Records that describe figures:
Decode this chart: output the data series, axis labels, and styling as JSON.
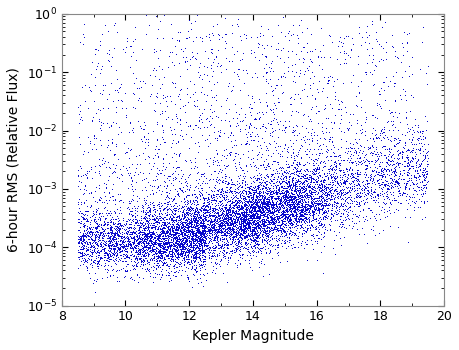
{
  "title": "",
  "xlabel": "Kepler Magnitude",
  "ylabel": "6-hour RMS (Relative Flux)",
  "xlim": [
    8,
    20
  ],
  "ylim": [
    1e-05,
    1.0
  ],
  "point_color": "#0000CC",
  "point_size": 2.0,
  "marker": ".",
  "n_points": 12000,
  "seed": 99
}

_Set problem_: Each entry should be repeated exactly as it appears; the pictures stay out.

_Answer to the exercise_:
Decode this chart: output the data series, axis labels, and styling as JSON.
{
  "title": "",
  "xlabel": "Kepler Magnitude",
  "ylabel": "6-hour RMS (Relative Flux)",
  "xlim": [
    8,
    20
  ],
  "ylim": [
    1e-05,
    1.0
  ],
  "point_color": "#0000CC",
  "point_size": 2.0,
  "marker": ".",
  "n_points": 12000,
  "seed": 99
}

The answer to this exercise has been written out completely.